■ Challenge
All lines in the data bearing the string "Hartböden" should be identified and copied.

Excerpt from a dataset:
■ ■ ■ ■ ■ ■ ■

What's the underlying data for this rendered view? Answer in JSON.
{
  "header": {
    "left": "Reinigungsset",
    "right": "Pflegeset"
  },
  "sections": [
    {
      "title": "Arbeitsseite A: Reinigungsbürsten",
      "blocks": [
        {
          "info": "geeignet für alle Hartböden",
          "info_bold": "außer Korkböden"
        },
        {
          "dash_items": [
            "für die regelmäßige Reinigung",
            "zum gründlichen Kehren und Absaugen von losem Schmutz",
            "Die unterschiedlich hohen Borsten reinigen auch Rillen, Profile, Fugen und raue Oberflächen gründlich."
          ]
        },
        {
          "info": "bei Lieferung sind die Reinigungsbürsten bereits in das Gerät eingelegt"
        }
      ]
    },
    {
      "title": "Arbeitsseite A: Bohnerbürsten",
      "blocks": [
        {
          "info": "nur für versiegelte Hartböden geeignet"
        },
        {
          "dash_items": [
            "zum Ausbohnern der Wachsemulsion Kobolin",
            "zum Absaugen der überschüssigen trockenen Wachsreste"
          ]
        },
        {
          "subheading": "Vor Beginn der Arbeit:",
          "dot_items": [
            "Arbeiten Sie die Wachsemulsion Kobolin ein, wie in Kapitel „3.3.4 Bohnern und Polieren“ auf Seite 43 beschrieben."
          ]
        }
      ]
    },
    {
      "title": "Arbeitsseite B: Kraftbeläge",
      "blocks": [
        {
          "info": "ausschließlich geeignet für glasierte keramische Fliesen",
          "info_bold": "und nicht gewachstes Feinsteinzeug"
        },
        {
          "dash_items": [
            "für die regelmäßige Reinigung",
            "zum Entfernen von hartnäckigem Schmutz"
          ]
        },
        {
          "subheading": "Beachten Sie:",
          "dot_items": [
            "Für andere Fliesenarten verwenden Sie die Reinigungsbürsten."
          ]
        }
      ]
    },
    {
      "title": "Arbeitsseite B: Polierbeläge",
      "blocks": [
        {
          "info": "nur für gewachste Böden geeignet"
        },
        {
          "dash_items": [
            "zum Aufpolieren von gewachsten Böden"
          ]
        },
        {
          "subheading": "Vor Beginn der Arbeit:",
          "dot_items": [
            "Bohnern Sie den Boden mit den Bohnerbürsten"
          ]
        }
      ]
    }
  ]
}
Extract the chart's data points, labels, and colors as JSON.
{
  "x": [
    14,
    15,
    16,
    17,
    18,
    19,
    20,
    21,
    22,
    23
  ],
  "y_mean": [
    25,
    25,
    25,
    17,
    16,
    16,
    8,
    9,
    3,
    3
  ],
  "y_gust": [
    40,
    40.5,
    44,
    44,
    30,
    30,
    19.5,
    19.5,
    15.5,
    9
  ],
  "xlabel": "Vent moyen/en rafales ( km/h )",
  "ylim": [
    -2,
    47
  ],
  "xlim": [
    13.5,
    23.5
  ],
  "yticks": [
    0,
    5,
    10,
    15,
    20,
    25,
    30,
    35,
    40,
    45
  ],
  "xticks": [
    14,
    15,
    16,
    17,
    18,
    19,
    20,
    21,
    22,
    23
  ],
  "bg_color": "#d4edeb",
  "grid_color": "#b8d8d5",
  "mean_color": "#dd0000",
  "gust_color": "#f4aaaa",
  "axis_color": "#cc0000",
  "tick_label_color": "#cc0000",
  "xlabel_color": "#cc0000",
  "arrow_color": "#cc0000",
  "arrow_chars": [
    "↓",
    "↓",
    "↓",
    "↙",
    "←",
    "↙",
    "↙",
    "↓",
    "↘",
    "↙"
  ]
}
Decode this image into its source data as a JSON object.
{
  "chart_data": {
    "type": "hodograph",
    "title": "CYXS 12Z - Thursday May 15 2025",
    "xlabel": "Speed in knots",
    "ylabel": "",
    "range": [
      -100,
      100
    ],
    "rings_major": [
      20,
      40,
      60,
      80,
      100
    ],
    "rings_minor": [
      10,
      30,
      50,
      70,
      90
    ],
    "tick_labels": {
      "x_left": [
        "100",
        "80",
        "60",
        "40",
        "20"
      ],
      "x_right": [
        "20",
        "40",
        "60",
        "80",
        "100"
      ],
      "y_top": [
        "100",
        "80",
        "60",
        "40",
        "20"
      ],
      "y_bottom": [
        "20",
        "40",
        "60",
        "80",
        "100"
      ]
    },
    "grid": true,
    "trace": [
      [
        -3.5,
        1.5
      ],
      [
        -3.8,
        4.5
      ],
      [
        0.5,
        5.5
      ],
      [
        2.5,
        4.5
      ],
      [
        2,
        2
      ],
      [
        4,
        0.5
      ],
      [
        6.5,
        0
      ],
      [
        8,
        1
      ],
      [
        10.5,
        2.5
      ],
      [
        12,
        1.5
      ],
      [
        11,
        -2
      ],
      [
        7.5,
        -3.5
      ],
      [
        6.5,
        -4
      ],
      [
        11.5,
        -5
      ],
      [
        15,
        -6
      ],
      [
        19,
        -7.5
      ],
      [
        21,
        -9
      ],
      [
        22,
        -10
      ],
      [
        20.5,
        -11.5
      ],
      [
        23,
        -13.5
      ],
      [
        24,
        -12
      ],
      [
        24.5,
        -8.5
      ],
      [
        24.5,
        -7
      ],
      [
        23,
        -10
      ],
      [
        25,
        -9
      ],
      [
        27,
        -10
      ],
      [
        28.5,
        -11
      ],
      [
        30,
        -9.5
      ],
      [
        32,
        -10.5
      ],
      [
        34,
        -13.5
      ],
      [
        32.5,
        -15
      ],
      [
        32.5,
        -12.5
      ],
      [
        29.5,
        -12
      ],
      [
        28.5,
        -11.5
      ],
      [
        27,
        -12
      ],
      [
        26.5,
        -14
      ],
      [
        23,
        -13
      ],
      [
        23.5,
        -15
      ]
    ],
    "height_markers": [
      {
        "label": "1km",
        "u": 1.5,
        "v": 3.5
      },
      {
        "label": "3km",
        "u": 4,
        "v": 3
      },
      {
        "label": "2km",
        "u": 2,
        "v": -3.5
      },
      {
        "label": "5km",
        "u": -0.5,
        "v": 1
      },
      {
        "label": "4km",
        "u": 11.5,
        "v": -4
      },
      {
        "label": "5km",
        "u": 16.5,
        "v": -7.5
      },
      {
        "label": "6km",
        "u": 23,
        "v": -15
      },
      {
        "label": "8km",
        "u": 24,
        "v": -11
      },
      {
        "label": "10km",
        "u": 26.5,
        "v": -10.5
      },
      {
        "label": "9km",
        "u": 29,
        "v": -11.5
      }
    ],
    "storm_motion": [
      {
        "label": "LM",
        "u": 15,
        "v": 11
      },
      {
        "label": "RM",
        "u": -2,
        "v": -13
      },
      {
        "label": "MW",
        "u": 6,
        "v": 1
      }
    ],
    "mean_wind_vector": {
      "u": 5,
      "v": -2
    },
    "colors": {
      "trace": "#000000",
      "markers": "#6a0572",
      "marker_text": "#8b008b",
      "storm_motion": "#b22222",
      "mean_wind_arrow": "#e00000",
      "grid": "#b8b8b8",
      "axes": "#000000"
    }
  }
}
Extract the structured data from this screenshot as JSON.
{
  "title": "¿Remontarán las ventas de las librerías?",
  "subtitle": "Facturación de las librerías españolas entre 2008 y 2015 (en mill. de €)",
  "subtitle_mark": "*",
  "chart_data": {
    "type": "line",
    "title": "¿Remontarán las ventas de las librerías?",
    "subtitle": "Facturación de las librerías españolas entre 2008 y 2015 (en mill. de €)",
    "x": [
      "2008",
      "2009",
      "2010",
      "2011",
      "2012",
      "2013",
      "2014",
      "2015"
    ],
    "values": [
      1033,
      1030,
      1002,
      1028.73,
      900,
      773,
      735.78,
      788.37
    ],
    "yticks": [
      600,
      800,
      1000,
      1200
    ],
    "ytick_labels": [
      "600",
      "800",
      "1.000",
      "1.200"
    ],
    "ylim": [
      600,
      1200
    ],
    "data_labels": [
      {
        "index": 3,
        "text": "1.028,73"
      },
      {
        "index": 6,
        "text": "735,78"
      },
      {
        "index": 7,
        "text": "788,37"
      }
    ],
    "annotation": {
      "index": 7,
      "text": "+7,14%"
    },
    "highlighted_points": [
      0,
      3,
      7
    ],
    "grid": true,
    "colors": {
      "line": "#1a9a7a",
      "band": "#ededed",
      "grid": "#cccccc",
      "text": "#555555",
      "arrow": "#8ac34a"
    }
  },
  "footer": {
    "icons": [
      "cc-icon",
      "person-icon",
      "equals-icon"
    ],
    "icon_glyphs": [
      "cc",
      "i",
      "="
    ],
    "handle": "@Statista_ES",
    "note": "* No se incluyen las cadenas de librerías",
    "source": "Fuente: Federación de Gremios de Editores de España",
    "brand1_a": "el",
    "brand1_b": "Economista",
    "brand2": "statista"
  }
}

■ ■ ■ ■ ■ ■ ■

■ Task output
          "info": "geeignet für alle Hartböden",
          "info": "nur für versiegelte Hartböden geeignet"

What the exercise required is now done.